Using the listing below, report all lines holding the word "screenshot".

┌─ Dataset content

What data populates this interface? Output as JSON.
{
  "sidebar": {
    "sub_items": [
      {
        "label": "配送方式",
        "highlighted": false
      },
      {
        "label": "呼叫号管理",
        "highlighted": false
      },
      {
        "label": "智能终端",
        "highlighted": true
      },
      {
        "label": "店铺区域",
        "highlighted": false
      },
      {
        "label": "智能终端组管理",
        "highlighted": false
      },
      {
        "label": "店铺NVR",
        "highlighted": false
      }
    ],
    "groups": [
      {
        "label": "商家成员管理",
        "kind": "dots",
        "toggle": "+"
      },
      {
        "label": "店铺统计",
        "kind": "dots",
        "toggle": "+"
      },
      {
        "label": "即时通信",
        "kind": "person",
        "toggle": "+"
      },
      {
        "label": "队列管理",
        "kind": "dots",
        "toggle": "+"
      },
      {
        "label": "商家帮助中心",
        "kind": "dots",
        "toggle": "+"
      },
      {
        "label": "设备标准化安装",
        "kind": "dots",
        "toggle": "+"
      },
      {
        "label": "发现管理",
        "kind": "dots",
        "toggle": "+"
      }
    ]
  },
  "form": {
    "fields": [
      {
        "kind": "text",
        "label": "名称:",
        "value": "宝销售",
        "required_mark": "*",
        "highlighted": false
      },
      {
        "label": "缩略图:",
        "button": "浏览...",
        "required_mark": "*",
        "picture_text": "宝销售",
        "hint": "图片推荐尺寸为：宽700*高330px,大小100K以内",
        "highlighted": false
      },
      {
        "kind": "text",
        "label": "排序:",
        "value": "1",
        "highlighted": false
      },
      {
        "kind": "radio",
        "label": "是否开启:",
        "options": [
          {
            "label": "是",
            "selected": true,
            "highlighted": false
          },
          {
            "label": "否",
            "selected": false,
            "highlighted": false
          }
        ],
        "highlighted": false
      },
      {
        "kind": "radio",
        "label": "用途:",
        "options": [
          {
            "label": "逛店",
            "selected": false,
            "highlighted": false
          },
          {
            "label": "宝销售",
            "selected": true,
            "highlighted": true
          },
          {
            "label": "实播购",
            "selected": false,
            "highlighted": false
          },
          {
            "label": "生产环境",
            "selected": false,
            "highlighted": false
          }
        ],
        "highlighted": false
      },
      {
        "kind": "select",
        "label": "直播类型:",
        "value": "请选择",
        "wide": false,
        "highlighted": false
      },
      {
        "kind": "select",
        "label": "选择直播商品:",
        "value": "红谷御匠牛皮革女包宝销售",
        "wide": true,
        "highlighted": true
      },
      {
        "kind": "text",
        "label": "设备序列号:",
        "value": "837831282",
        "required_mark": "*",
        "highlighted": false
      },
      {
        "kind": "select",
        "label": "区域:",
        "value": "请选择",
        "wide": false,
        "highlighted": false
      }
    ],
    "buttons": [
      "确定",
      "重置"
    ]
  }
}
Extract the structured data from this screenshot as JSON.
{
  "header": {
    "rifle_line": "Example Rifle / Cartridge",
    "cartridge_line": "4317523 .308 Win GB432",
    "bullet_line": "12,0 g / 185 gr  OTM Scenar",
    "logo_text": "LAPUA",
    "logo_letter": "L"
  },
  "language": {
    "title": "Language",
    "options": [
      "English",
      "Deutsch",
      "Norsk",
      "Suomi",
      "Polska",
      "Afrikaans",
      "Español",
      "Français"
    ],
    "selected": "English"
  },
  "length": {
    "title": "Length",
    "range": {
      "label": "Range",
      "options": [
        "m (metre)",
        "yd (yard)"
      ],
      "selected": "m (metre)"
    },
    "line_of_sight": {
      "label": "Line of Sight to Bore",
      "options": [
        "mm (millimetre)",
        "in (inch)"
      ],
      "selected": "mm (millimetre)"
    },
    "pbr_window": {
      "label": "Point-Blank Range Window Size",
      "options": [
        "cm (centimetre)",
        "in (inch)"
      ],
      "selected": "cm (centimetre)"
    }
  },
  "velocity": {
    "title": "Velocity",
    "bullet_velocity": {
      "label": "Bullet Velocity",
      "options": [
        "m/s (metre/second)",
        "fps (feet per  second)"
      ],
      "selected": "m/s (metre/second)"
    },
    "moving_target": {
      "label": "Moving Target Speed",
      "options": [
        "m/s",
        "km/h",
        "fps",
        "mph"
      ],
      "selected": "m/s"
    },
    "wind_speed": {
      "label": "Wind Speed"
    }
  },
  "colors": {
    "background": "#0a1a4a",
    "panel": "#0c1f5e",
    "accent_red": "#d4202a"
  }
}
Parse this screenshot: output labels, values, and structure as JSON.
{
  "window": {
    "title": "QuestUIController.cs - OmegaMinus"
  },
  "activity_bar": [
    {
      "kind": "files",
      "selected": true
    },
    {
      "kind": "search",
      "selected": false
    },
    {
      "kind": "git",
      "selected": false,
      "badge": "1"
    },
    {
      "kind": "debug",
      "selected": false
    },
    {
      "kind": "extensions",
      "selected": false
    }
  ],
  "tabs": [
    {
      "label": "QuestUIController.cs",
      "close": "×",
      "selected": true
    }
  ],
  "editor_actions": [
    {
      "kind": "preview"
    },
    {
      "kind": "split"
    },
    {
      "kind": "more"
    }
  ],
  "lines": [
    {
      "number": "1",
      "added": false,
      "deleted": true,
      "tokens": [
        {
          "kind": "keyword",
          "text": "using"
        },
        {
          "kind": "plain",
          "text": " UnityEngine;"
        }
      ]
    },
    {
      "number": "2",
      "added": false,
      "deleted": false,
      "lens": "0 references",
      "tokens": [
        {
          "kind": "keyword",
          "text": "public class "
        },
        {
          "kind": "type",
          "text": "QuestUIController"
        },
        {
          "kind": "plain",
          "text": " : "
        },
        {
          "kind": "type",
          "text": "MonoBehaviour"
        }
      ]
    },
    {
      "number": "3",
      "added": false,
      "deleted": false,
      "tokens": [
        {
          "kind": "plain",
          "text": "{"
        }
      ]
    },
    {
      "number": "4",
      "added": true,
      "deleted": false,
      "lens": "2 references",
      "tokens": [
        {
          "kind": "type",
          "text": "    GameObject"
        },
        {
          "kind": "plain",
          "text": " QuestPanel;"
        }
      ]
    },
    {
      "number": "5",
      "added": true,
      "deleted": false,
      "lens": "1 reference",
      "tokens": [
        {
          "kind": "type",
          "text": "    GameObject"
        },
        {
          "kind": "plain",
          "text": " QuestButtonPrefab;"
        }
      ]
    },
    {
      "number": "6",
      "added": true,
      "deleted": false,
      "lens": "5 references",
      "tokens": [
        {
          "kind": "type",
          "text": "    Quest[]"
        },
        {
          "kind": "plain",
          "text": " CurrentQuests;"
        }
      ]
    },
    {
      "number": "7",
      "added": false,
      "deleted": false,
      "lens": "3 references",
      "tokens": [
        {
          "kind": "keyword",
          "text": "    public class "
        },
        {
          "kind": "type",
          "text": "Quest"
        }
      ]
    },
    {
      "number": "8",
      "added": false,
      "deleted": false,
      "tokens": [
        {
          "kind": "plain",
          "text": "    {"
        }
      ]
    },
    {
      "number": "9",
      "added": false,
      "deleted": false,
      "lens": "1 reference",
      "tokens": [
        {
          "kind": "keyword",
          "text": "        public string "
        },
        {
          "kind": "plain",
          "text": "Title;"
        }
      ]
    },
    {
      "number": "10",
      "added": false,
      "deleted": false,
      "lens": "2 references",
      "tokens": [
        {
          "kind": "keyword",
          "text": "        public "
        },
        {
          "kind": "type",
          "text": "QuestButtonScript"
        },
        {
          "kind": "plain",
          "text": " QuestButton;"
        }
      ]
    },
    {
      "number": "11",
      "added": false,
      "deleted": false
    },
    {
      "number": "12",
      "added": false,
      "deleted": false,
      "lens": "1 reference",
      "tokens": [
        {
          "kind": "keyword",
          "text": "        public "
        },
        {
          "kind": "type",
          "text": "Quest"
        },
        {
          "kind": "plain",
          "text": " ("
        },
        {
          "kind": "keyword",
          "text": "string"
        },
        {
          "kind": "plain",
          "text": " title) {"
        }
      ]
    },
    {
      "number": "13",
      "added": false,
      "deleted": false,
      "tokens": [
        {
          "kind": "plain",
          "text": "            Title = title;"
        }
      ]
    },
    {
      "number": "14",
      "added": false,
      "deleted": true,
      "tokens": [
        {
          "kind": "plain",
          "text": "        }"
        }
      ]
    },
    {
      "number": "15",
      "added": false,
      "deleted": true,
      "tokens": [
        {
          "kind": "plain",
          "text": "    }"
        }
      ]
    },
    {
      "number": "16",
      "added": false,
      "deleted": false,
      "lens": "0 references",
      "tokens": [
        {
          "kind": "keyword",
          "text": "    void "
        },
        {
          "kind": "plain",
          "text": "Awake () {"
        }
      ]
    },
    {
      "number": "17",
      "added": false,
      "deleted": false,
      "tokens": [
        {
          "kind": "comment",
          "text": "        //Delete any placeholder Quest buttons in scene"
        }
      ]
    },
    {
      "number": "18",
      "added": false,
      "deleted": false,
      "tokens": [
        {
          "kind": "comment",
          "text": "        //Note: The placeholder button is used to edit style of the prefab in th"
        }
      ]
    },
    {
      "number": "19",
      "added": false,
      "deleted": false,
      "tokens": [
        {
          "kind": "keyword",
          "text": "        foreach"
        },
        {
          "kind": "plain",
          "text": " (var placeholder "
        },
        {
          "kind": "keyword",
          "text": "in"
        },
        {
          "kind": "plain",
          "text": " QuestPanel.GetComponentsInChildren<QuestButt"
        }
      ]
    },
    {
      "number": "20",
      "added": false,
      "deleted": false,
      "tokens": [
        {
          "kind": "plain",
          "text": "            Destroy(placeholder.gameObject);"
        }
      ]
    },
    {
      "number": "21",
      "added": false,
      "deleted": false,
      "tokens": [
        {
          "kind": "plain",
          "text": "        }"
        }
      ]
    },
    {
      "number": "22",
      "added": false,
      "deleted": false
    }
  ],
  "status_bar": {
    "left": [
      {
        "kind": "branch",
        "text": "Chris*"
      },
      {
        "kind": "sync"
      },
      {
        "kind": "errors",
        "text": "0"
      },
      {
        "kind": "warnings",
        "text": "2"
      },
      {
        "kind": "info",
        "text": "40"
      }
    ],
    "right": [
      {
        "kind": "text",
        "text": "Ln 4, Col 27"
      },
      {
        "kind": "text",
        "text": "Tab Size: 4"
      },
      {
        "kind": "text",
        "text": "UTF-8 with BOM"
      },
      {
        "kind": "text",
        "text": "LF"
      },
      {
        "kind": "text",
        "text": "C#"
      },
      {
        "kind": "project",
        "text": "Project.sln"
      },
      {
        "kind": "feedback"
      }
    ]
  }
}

└─

_Solved problem_:
Extract the structured data from this screenshot as JSON.
Parse this screenshot: output labels, values, and structure as JSON.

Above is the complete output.